## EXERCISE BRIEF:
Transcribe the material word for word, but without the images.
# # #
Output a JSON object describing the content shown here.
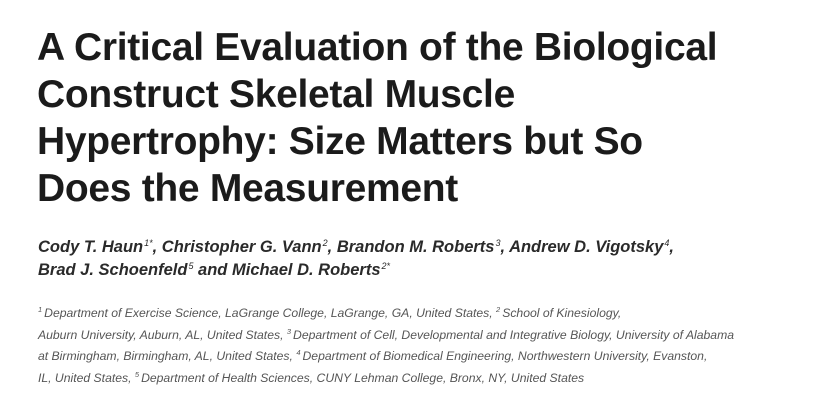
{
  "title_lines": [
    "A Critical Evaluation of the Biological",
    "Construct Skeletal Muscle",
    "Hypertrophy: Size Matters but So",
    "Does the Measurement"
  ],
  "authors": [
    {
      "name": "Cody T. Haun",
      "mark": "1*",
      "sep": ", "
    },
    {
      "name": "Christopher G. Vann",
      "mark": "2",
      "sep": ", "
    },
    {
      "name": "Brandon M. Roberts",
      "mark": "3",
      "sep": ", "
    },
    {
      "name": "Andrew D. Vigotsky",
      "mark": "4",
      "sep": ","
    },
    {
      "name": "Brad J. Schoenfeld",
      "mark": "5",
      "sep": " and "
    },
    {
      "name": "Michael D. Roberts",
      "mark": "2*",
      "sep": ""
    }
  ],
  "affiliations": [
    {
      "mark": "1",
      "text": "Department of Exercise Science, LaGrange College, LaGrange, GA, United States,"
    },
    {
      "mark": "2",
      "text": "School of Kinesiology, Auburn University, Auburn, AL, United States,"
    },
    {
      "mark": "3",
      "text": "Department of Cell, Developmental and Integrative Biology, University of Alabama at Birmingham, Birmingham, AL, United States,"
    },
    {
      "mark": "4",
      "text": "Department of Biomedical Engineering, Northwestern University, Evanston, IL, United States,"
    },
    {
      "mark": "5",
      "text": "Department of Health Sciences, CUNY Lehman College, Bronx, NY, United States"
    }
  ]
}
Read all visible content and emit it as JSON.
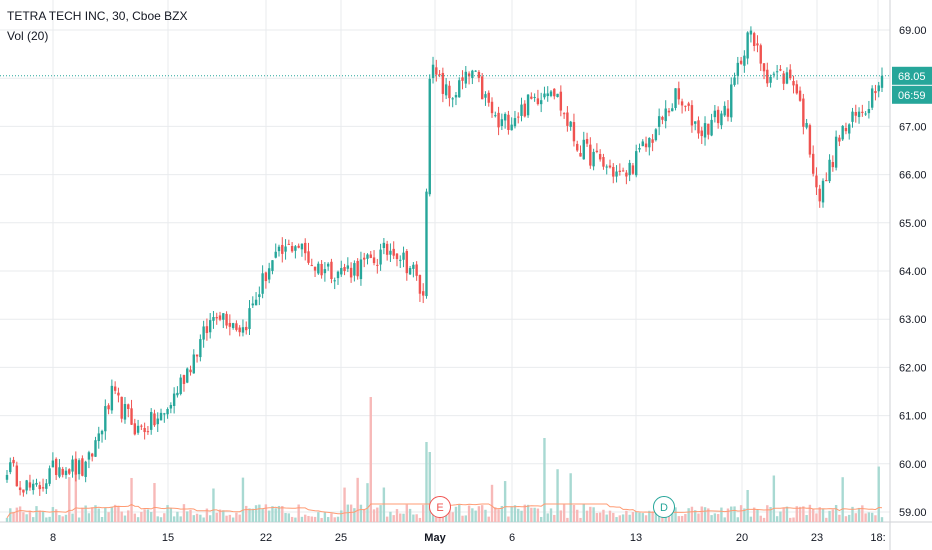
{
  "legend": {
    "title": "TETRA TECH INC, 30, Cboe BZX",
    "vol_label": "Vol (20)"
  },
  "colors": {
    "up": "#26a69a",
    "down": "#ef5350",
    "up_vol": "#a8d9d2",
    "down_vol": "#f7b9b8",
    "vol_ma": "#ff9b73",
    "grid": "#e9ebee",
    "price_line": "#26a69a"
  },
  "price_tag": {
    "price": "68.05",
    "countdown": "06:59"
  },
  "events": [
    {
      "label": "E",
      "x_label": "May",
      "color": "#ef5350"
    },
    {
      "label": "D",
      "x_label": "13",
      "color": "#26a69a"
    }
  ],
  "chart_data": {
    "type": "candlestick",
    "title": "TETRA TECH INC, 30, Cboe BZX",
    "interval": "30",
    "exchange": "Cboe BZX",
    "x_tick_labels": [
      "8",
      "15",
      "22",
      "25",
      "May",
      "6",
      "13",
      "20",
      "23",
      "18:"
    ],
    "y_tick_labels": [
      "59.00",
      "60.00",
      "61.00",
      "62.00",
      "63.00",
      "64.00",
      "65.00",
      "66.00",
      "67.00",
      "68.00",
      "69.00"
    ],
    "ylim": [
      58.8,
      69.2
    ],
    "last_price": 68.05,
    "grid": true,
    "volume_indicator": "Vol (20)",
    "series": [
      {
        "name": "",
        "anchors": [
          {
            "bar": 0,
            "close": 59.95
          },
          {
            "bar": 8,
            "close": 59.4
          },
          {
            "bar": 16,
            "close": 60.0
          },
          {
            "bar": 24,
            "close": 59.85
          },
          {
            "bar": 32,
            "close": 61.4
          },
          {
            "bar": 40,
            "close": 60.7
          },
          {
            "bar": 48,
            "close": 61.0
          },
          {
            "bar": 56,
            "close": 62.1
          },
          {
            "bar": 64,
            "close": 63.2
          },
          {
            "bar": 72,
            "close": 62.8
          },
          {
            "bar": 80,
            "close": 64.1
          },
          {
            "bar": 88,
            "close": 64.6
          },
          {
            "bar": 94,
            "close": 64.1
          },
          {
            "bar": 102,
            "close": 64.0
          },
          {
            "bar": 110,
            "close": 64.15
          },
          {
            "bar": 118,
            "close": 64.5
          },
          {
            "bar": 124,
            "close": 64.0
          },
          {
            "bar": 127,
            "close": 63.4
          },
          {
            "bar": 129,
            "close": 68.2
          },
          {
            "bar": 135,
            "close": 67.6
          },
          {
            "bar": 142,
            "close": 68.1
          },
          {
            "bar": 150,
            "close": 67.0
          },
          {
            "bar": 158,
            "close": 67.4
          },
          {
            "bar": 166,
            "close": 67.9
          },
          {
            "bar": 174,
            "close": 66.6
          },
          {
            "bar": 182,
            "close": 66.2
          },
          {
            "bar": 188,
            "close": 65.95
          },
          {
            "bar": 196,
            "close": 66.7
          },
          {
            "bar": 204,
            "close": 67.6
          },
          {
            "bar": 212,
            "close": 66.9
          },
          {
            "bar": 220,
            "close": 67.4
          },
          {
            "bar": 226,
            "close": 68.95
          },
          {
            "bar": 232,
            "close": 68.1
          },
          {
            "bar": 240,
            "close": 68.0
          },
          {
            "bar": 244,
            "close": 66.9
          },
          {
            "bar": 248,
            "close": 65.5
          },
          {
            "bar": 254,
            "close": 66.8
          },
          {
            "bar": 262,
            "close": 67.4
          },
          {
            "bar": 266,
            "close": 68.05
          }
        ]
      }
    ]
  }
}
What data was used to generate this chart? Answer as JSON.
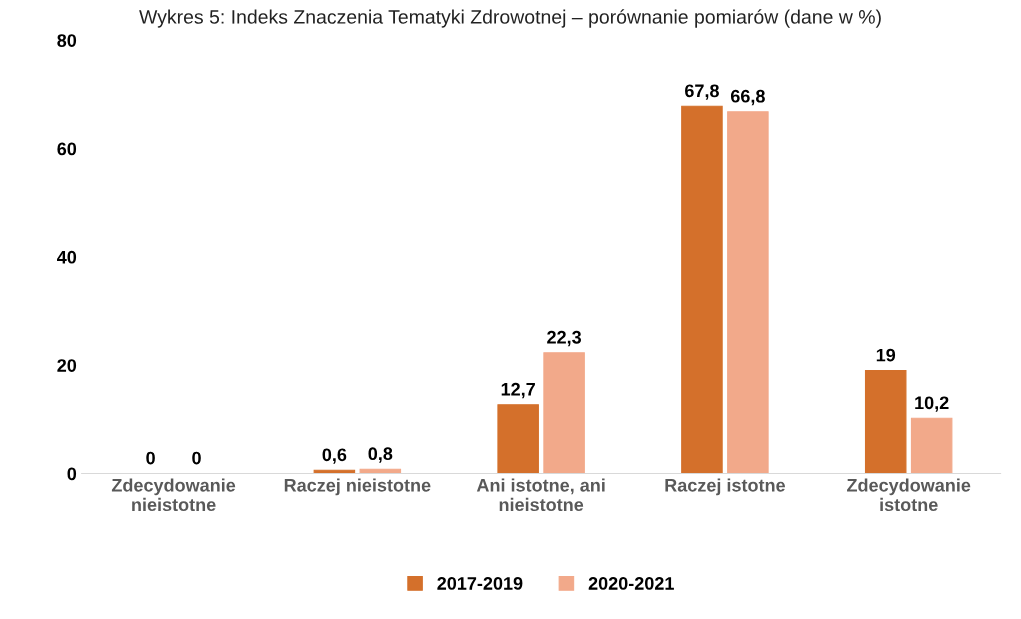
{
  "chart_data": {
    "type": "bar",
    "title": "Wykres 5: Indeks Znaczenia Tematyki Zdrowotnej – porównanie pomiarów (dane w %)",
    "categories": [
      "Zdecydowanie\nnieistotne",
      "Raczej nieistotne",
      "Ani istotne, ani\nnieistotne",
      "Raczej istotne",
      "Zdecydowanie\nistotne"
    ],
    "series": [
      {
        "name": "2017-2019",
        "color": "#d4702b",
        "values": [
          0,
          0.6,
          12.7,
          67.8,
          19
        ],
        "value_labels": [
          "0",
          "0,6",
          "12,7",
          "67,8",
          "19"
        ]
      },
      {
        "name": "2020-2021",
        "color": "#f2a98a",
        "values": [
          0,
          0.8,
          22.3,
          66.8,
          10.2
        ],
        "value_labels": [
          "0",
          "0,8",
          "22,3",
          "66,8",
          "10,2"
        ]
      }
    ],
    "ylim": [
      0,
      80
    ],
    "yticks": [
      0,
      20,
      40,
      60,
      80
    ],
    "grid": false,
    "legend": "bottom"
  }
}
# # #
## RESULT OF THIS EXERCISE:
Output a JSON object describing the content shown here.
{
  "title_lines": [
    "A Critical Evaluation of the Biological",
    "Construct Skeletal Muscle",
    "Hypertrophy: Size Matters but So",
    "Does the Measurement"
  ],
  "authors": [
    {
      "name": "Cody T. Haun",
      "mark": "1*",
      "sep": ", "
    },
    {
      "name": "Christopher G. Vann",
      "mark": "2",
      "sep": ", "
    },
    {
      "name": "Brandon M. Roberts",
      "mark": "3",
      "sep": ", "
    },
    {
      "name": "Andrew D. Vigotsky",
      "mark": "4",
      "sep": ","
    },
    {
      "name": "Brad J. Schoenfeld",
      "mark": "5",
      "sep": " and "
    },
    {
      "name": "Michael D. Roberts",
      "mark": "2*",
      "sep": ""
    }
  ],
  "affiliations": [
    {
      "mark": "1",
      "text": "Department of Exercise Science, LaGrange College, LaGrange, GA, United States,"
    },
    {
      "mark": "2",
      "text": "School of Kinesiology, Auburn University, Auburn, AL, United States,"
    },
    {
      "mark": "3",
      "text": "Department of Cell, Developmental and Integrative Biology, University of Alabama at Birmingham, Birmingham, AL, United States,"
    },
    {
      "mark": "4",
      "text": "Department of Biomedical Engineering, Northwestern University, Evanston, IL, United States,"
    },
    {
      "mark": "5",
      "text": "Department of Health Sciences, CUNY Lehman College, Bronx, NY, United States"
    }
  ]
}
Read all visible content and emit it as JSON.
{
  "legend": {
    "title": "TETRA TECH INC, 30, Cboe BZX",
    "vol_label": "Vol (20)"
  },
  "colors": {
    "up": "#26a69a",
    "down": "#ef5350",
    "up_vol": "#a8d9d2",
    "down_vol": "#f7b9b8",
    "vol_ma": "#ff9b73",
    "grid": "#e9ebee",
    "price_line": "#26a69a"
  },
  "price_tag": {
    "price": "68.05",
    "countdown": "06:59"
  },
  "events": [
    {
      "label": "E",
      "x_label": "May",
      "color": "#ef5350"
    },
    {
      "label": "D",
      "x_label": "13",
      "color": "#26a69a"
    }
  ],
  "chart_data": {
    "type": "candlestick",
    "title": "TETRA TECH INC, 30, Cboe BZX",
    "interval": "30",
    "exchange": "Cboe BZX",
    "x_tick_labels": [
      "8",
      "15",
      "22",
      "25",
      "May",
      "6",
      "13",
      "20",
      "23",
      "18:"
    ],
    "y_tick_labels": [
      "59.00",
      "60.00",
      "61.00",
      "62.00",
      "63.00",
      "64.00",
      "65.00",
      "66.00",
      "67.00",
      "68.00",
      "69.00"
    ],
    "ylim": [
      58.8,
      69.2
    ],
    "last_price": 68.05,
    "grid": true,
    "volume_indicator": "Vol (20)",
    "series": [
      {
        "name": "",
        "anchors": [
          {
            "bar": 0,
            "close": 59.95
          },
          {
            "bar": 8,
            "close": 59.4
          },
          {
            "bar": 16,
            "close": 60.0
          },
          {
            "bar": 24,
            "close": 59.85
          },
          {
            "bar": 32,
            "close": 61.4
          },
          {
            "bar": 40,
            "close": 60.7
          },
          {
            "bar": 48,
            "close": 61.0
          },
          {
            "bar": 56,
            "close": 62.1
          },
          {
            "bar": 64,
            "close": 63.2
          },
          {
            "bar": 72,
            "close": 62.8
          },
          {
            "bar": 80,
            "close": 64.1
          },
          {
            "bar": 88,
            "close": 64.6
          },
          {
            "bar": 94,
            "close": 64.1
          },
          {
            "bar": 102,
            "close": 64.0
          },
          {
            "bar": 110,
            "close": 64.15
          },
          {
            "bar": 118,
            "close": 64.5
          },
          {
            "bar": 124,
            "close": 64.0
          },
          {
            "bar": 127,
            "close": 63.4
          },
          {
            "bar": 129,
            "close": 68.2
          },
          {
            "bar": 135,
            "close": 67.6
          },
          {
            "bar": 142,
            "close": 68.1
          },
          {
            "bar": 150,
            "close": 67.0
          },
          {
            "bar": 158,
            "close": 67.4
          },
          {
            "bar": 166,
            "close": 67.9
          },
          {
            "bar": 174,
            "close": 66.6
          },
          {
            "bar": 182,
            "close": 66.2
          },
          {
            "bar": 188,
            "close": 65.95
          },
          {
            "bar": 196,
            "close": 66.7
          },
          {
            "bar": 204,
            "close": 67.6
          },
          {
            "bar": 212,
            "close": 66.9
          },
          {
            "bar": 220,
            "close": 67.4
          },
          {
            "bar": 226,
            "close": 68.95
          },
          {
            "bar": 232,
            "close": 68.1
          },
          {
            "bar": 240,
            "close": 68.0
          },
          {
            "bar": 244,
            "close": 66.9
          },
          {
            "bar": 248,
            "close": 65.5
          },
          {
            "bar": 254,
            "close": 66.8
          },
          {
            "bar": 262,
            "close": 67.4
          },
          {
            "bar": 266,
            "close": 68.05
          }
        ]
      }
    ]
  }
}
What data was used to generate this chart? Answer as JSON.
{
  "chart_data": {
    "type": "bar",
    "title": "Wykres 5: Indeks Znaczenia Tematyki Zdrowotnej – porównanie pomiarów (dane w %)",
    "categories": [
      "Zdecydowanie\nnieistotne",
      "Raczej nieistotne",
      "Ani istotne, ani\nnieistotne",
      "Raczej istotne",
      "Zdecydowanie\nistotne"
    ],
    "series": [
      {
        "name": "2017-2019",
        "color": "#d4702b",
        "values": [
          0,
          0.6,
          12.7,
          67.8,
          19
        ],
        "value_labels": [
          "0",
          "0,6",
          "12,7",
          "67,8",
          "19"
        ]
      },
      {
        "name": "2020-2021",
        "color": "#f2a98a",
        "values": [
          0,
          0.8,
          22.3,
          66.8,
          10.2
        ],
        "value_labels": [
          "0",
          "0,8",
          "22,3",
          "66,8",
          "10,2"
        ]
      }
    ],
    "ylim": [
      0,
      80
    ],
    "yticks": [
      0,
      20,
      40,
      60,
      80
    ],
    "grid": false,
    "legend": "bottom"
  }
}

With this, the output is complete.